> WHAT THIS TASK INVOLVES: Within the records below, find each line that holds the string "Suchen", then copy it.

####

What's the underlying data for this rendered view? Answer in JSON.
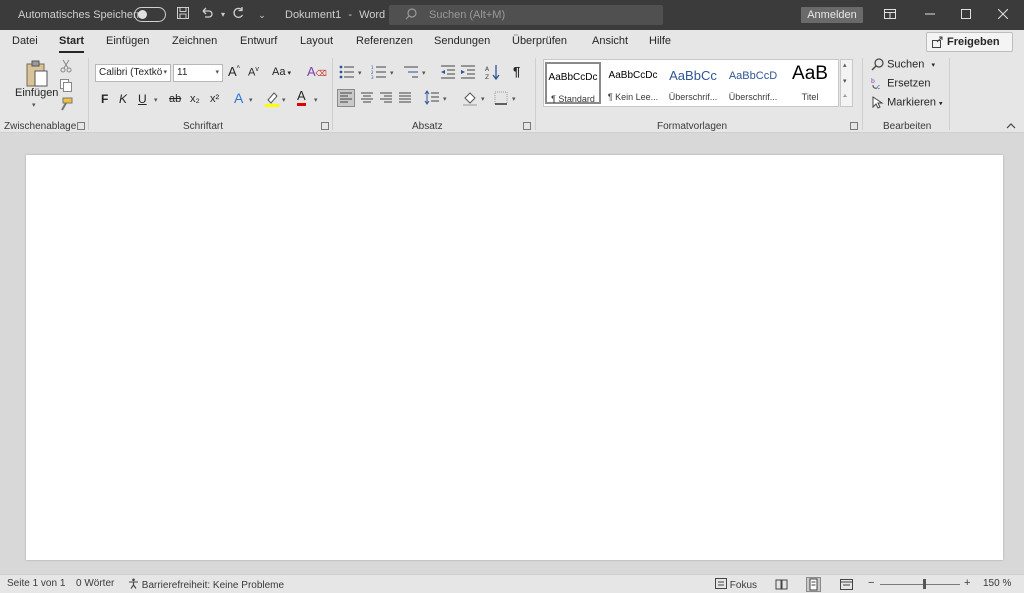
{
  "titlebar": {
    "autosave_label": "Automatisches Speichern",
    "doc_title": "Dokument1",
    "app_separator": "-",
    "app_name": "Word",
    "search_placeholder": "Suchen (Alt+M)",
    "signin_label": "Anmelden"
  },
  "tabs": [
    "Datei",
    "Start",
    "Einfügen",
    "Zeichnen",
    "Entwurf",
    "Layout",
    "Referenzen",
    "Sendungen",
    "Überprüfen",
    "Ansicht",
    "Hilfe"
  ],
  "share_label": "Freigeben",
  "ribbon": {
    "clipboard": {
      "paste_label": "Einfügen",
      "group_label": "Zwischenablage"
    },
    "font": {
      "font_name": "Calibri (Textkö",
      "font_size": "11",
      "change_case": "Aa",
      "bold": "F",
      "italic": "K",
      "underline": "U",
      "strikethrough": "ab",
      "subscript": "x₂",
      "superscript": "x²",
      "text_effects": "A",
      "font_color": "A",
      "group_label": "Schriftart"
    },
    "paragraph": {
      "group_label": "Absatz"
    },
    "styles": {
      "group_label": "Formatvorlagen",
      "items": [
        {
          "preview": "AaBbCcDc",
          "label": "¶ Standard"
        },
        {
          "preview": "AaBbCcDc",
          "label": "¶ Kein Lee..."
        },
        {
          "preview": "AaBbCc",
          "label": "Überschrif..."
        },
        {
          "preview": "AaBbCcD",
          "label": "Überschrif..."
        },
        {
          "preview": "AaB",
          "label": "Titel"
        }
      ]
    },
    "editing": {
      "group_label": "Bearbeiten",
      "find": "Suchen",
      "replace": "Ersetzen",
      "select": "Markieren"
    }
  },
  "statusbar": {
    "page": "Seite 1 von 1",
    "words": "0 Wörter",
    "accessibility": "Barrierefreiheit: Keine Probleme",
    "focus": "Fokus",
    "zoom_minus": "−",
    "zoom_plus": "+",
    "zoom": "150 %"
  },
  "colors": {
    "titlebar": "#3b3b3b",
    "ribbon": "#e6e6e6",
    "workspace": "#d8d8d8",
    "highlight": "#ffff00",
    "font_color": "#e00000",
    "heading_blue": "#2f5496"
  },
  "icons": [
    "paste-icon",
    "cut-icon",
    "copy-icon",
    "format-painter-icon",
    "save-icon",
    "undo-icon",
    "redo-icon",
    "search-icon",
    "bullets-icon",
    "numbering-icon",
    "multilevel-list-icon",
    "decrease-indent-icon",
    "increase-indent-icon",
    "sort-icon",
    "pilcrow-icon",
    "align-left-icon",
    "align-center-icon",
    "align-right-icon",
    "justify-icon",
    "line-spacing-icon",
    "shading-icon",
    "borders-icon",
    "find-icon",
    "replace-icon",
    "select-icon",
    "focus-icon",
    "read-mode-icon",
    "print-layout-icon",
    "web-layout-icon"
  ]
}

####

> TASK RESULT:
    "search_placeholder": "Suchen (Alt+M)",
      "find": "Suchen",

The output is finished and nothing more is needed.